Stored data:
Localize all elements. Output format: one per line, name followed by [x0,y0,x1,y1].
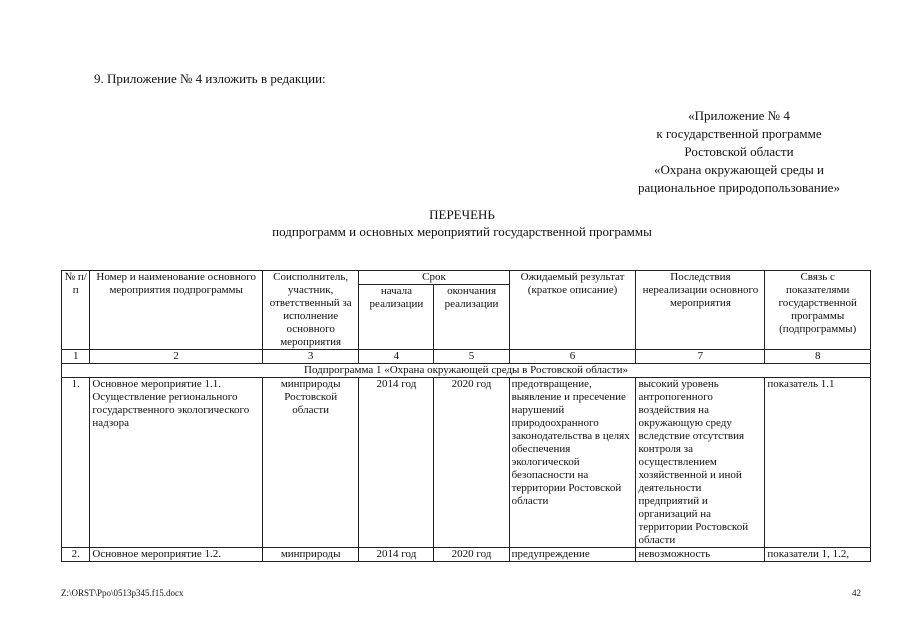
table-row [62,378,871,548]
appendix-line: «Охрана окружающей среды и [654,162,824,177]
table-row [62,548,871,562]
column-number: 1 [62,350,90,364]
row-end: 2020 год [434,378,509,548]
column-number: 5 [434,350,509,364]
row-executor: минприроды Ростовской области [262,378,358,548]
subprogram-title: Подпрограмма 1 «Охрана окружающей среды в Ростовской области» [62,364,871,378]
row-end: 2020 год [434,548,509,562]
row-name: Основное мероприятие 1.1. Осуществление регионального государственного экологического надзора [90,378,263,548]
row-num: 1. [62,378,90,548]
appendix-line: Ростовской области [684,144,794,159]
document-title-block [170,206,754,240]
row-link: показатели 1, 1.2, [765,548,871,562]
column-number: 4 [359,350,434,364]
header-link: Связь с показателями государственной программы (подпрограммы) [765,271,871,350]
appendix-line: «Приложение № 4 [688,108,790,123]
column-number: 8 [765,350,871,364]
row-num: 2. [62,548,90,562]
intro-text: 9. Приложение № 4 изложить в редакции: [94,71,326,86]
header-num: № п/п [62,271,90,350]
footer-file-path: Z:\ORST\Ppo\0513p345.f15.docx [61,588,184,598]
column-number-row [62,350,871,364]
measures-table [61,270,871,562]
header-name: Номер и наименование основного мероприятия подпрограммы [90,271,263,350]
header-executor: Соисполнитель, участник, ответственный за исполнение основного мероприятия [262,271,358,350]
table-header-row [62,271,871,285]
column-number: 3 [262,350,358,364]
column-number: 2 [90,350,263,364]
row-name: Основное мероприятие 1.2. [90,548,263,562]
row-consequences: высокий уровень антропогенного воздействия на окружающую среду вследствие отсутствия контроля за осуществлением хозяйственной и иной деятельности предприятий и организаций на территории Ростовской области [636,378,765,548]
document-subtitle: подпрограмм и основных мероприятий государственной программы [272,224,652,239]
column-number: 7 [636,350,765,364]
header-term: Срок [359,271,509,285]
row-link: показатель 1.1 [765,378,871,548]
appendix-header [596,107,882,197]
footer-page-number: 42 [852,588,861,598]
appendix-line: рациональное природопользование» [638,180,840,195]
row-result: предупреждение [509,548,636,562]
header-term-end: окончания реализации [434,285,509,350]
appendix-line: к государственной программе [656,126,822,141]
row-result: предотвращение, выявление и пресечение нарушений природоохранного законодательства в целях обеспечения экологической безопасности на территории Ростовской области [509,378,636,548]
header-result: Ожидаемый результат (краткое описание) [509,271,636,350]
header-consequences: Последствия нереализации основного мероприятия [636,271,765,350]
subprogram-row [62,364,871,378]
column-number: 6 [509,350,636,364]
document-title: ПЕРЕЧЕНЬ [429,207,495,222]
row-executor: минприроды [262,548,358,562]
row-start: 2014 год [359,548,434,562]
row-consequences: невозможность [636,548,765,562]
header-term-start: начала реализации [359,285,434,350]
row-start: 2014 год [359,378,434,548]
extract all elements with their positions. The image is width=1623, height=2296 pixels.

Directions for this task:
Write down, word for word, the lines starting with the one that contains "table-row [62,378,871,548]" and going on through the one that contains "row-executor: минприроды Ростовской", both included.

Task result:
table-row [62,378,871,548]
appendix-line: «Охрана окружающей среды и [654,162,824,177]
table-row [62,548,871,562]
column-number: 1 [62,350,90,364]
row-end: 2020 год [434,378,509,548]
column-number: 5 [434,350,509,364]
row-executor: минприроды Ростовской области [262,378,358,548]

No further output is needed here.